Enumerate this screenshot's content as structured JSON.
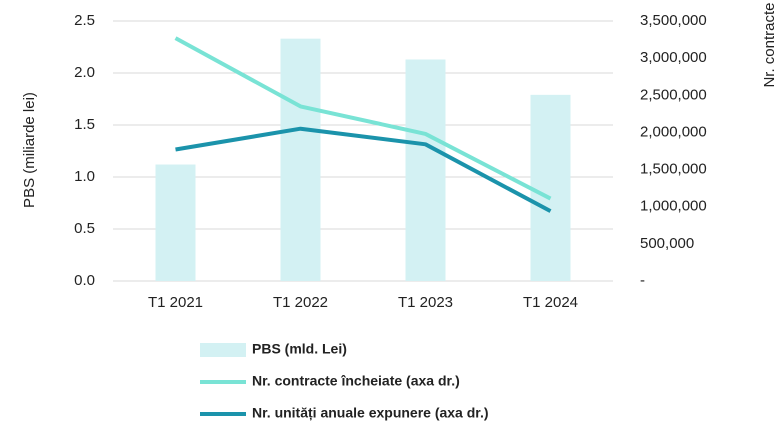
{
  "chart_data": {
    "type": "bar",
    "y_label": "PBS (miliarde lei)",
    "y2_label": "Nr. contracte",
    "categories": [
      "T1 2021",
      "T1 2022",
      "T1 2023",
      "T1 2024"
    ],
    "series": [
      {
        "name": "PBS (mld. Lei)",
        "type": "bar",
        "color": "#d3f1f3",
        "values": [
          1.12,
          2.33,
          2.13,
          1.79
        ]
      },
      {
        "name": "Nr. contracte încheiate (axa dr.)",
        "type": "line",
        "axis": "y2",
        "color": "#79e3d5",
        "values": [
          3270000,
          2350000,
          1980000,
          1110000
        ]
      },
      {
        "name": "Nr. unități anuale expunere (axa dr.)",
        "type": "line",
        "axis": "y2",
        "color": "#1b93ab",
        "values": [
          1770000,
          2050000,
          1840000,
          940000
        ]
      }
    ],
    "ylim": [
      0,
      2.5
    ],
    "yticks": [
      {
        "value": 0,
        "label": "0.0"
      },
      0.5,
      {
        "value": 1,
        "label": "1.0"
      },
      1.5,
      {
        "value": 2,
        "label": "2.0"
      },
      2.5
    ],
    "y2lim": [
      0,
      3500000
    ],
    "y2ticks": [
      {
        "value": 0,
        "label": "-"
      },
      {
        "value": 500000,
        "label": "500,000"
      },
      {
        "value": 1000000,
        "label": "1,000,000"
      },
      {
        "value": 1500000,
        "label": "1,500,000"
      },
      {
        "value": 2000000,
        "label": "2,000,000"
      },
      {
        "value": 2500000,
        "label": "2,500,000"
      },
      {
        "value": 3000000,
        "label": "3,000,000"
      },
      {
        "value": 3500000,
        "label": "3,500,000"
      }
    ],
    "grid": true
  }
}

**Task:**
Reproduce the data verbatim. Do not carry any picture into the copy.

**Correct response:**
Enumerate this screenshot's content as structured JSON.
{
  "chart_data": {
    "type": "bar",
    "y_label": "PBS (miliarde lei)",
    "y2_label": "Nr. contracte",
    "categories": [
      "T1 2021",
      "T1 2022",
      "T1 2023",
      "T1 2024"
    ],
    "series": [
      {
        "name": "PBS (mld. Lei)",
        "type": "bar",
        "color": "#d3f1f3",
        "values": [
          1.12,
          2.33,
          2.13,
          1.79
        ]
      },
      {
        "name": "Nr. contracte încheiate (axa dr.)",
        "type": "line",
        "axis": "y2",
        "color": "#79e3d5",
        "values": [
          3270000,
          2350000,
          1980000,
          1110000
        ]
      },
      {
        "name": "Nr. unități anuale expunere (axa dr.)",
        "type": "line",
        "axis": "y2",
        "color": "#1b93ab",
        "values": [
          1770000,
          2050000,
          1840000,
          940000
        ]
      }
    ],
    "ylim": [
      0,
      2.5
    ],
    "yticks": [
      {
        "value": 0,
        "label": "0.0"
      },
      0.5,
      {
        "value": 1,
        "label": "1.0"
      },
      1.5,
      {
        "value": 2,
        "label": "2.0"
      },
      2.5
    ],
    "y2lim": [
      0,
      3500000
    ],
    "y2ticks": [
      {
        "value": 0,
        "label": "-"
      },
      {
        "value": 500000,
        "label": "500,000"
      },
      {
        "value": 1000000,
        "label": "1,000,000"
      },
      {
        "value": 1500000,
        "label": "1,500,000"
      },
      {
        "value": 2000000,
        "label": "2,000,000"
      },
      {
        "value": 2500000,
        "label": "2,500,000"
      },
      {
        "value": 3000000,
        "label": "3,000,000"
      },
      {
        "value": 3500000,
        "label": "3,500,000"
      }
    ],
    "grid": true
  }
}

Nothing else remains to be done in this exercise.